## Start DATA SUPPLIED
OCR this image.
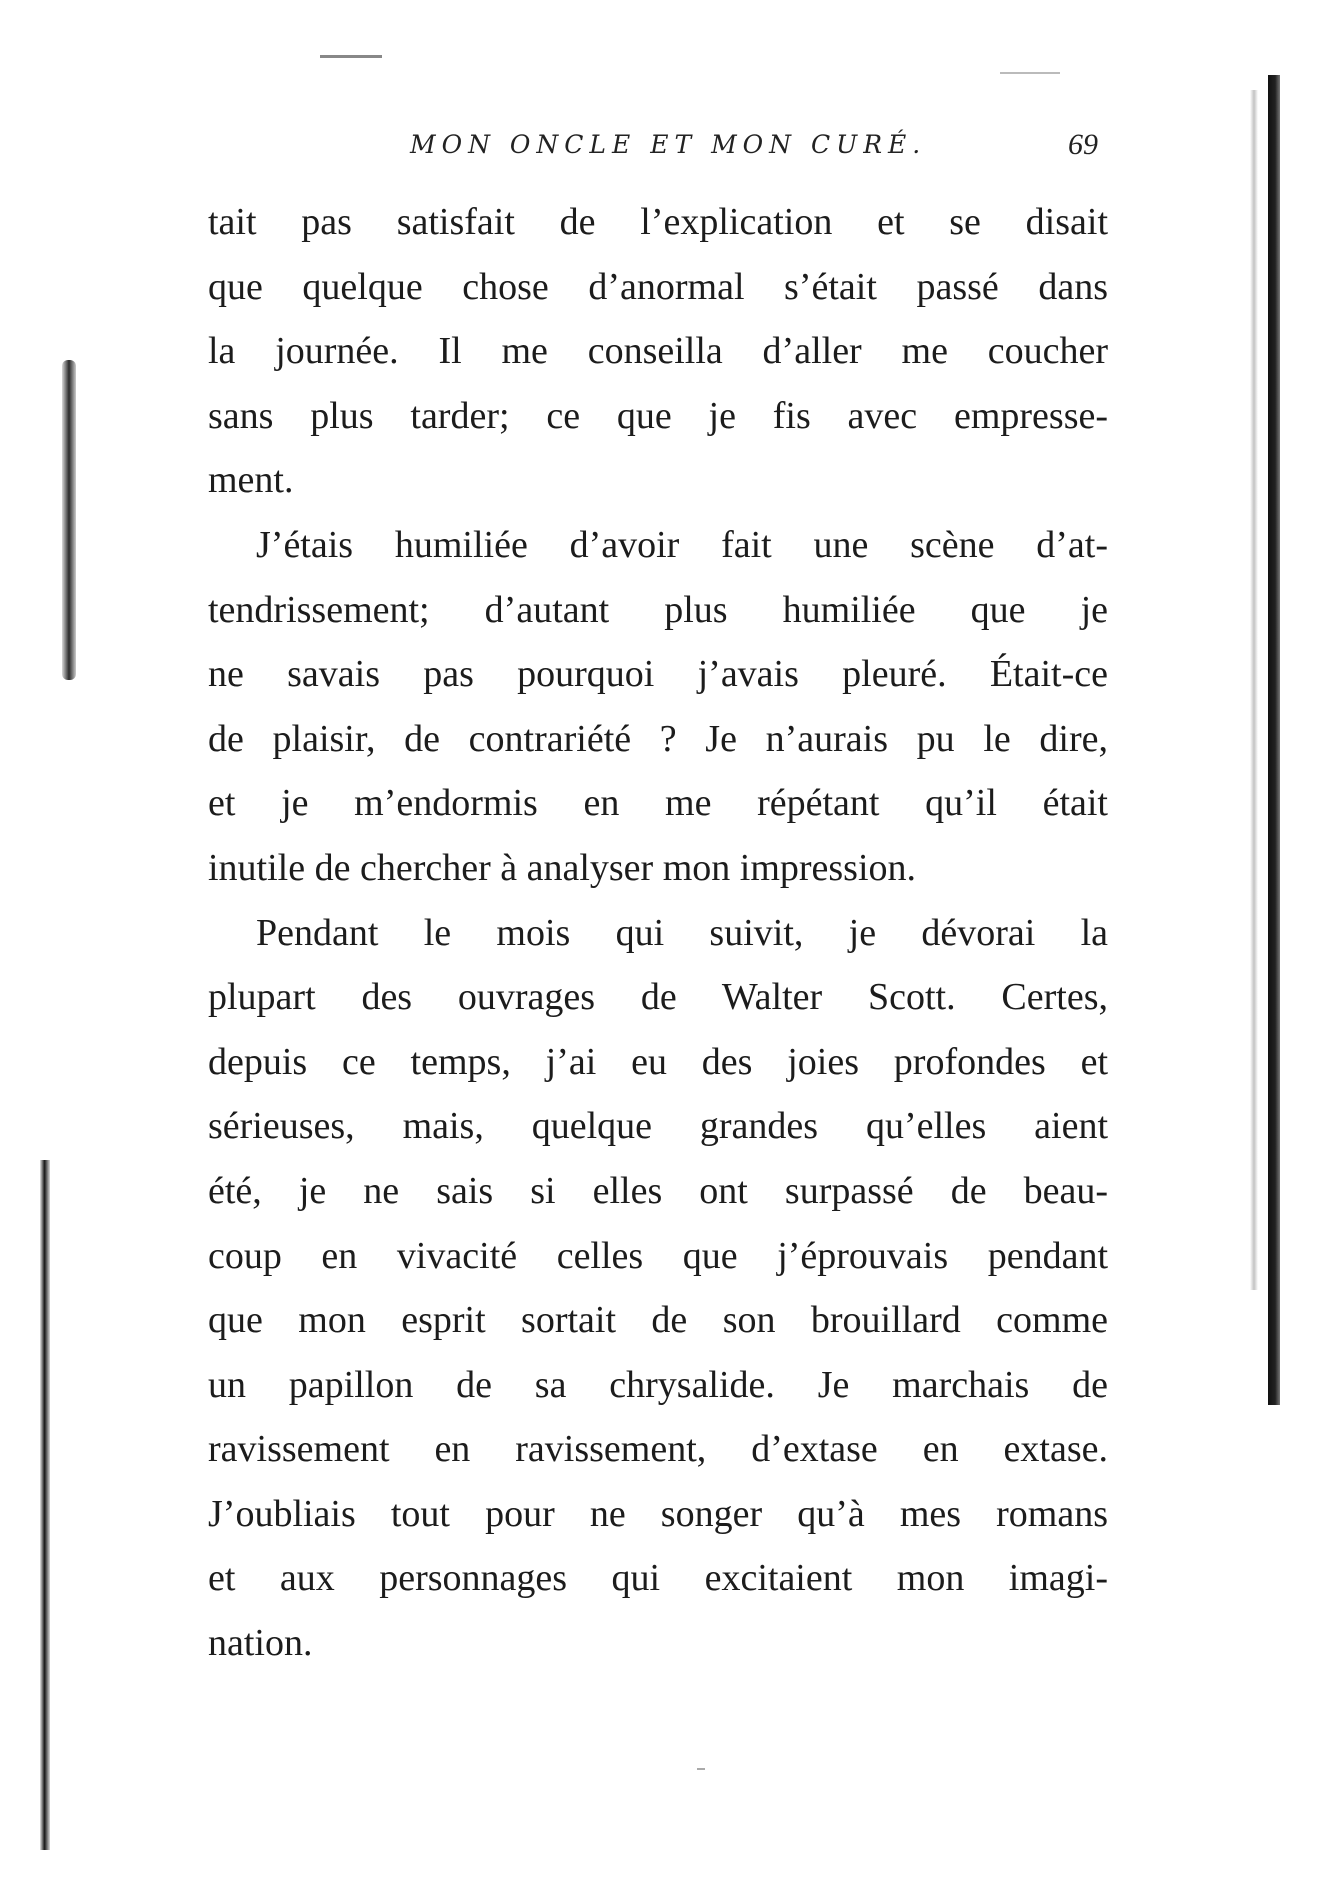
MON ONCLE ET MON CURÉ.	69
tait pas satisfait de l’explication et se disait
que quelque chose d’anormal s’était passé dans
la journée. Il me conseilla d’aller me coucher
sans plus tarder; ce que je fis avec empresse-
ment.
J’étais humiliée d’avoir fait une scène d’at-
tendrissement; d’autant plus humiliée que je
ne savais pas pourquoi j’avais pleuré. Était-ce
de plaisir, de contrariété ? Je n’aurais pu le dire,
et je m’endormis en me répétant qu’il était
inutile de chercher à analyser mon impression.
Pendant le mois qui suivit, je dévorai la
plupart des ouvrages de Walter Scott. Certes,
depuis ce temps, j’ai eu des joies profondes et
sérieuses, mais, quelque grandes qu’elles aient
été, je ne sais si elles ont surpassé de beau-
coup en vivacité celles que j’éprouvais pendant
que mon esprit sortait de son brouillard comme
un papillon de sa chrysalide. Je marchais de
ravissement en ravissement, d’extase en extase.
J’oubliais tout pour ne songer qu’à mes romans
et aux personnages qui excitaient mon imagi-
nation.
## End DATA SUPPLIED
PROBLEM TO WORK ON:
Retype all entries exactly as they appear, dropping the images.

EXERCISE RESULT:
OCR this image.
MON ONCLE ET MON CURÉ.	69
tait pas satisfait de l’explication et se disait
que quelque chose d’anormal s’était passé dans
la journée. Il me conseilla d’aller me coucher
sans plus tarder; ce que je fis avec empresse-
ment.
J’étais humiliée d’avoir fait une scène d’at-
tendrissement; d’autant plus humiliée que je
ne savais pas pourquoi j’avais pleuré. Était-ce
de plaisir, de contrariété ? Je n’aurais pu le dire,
et je m’endormis en me répétant qu’il était
inutile de chercher à analyser mon impression.
Pendant le mois qui suivit, je dévorai la
plupart des ouvrages de Walter Scott. Certes,
depuis ce temps, j’ai eu des joies profondes et
sérieuses, mais, quelque grandes qu’elles aient
été, je ne sais si elles ont surpassé de beau-
coup en vivacité celles que j’éprouvais pendant
que mon esprit sortait de son brouillard comme
un papillon de sa chrysalide. Je marchais de
ravissement en ravissement, d’extase en extase.
J’oubliais tout pour ne songer qu’à mes romans
et aux personnages qui excitaient mon imagi-
nation.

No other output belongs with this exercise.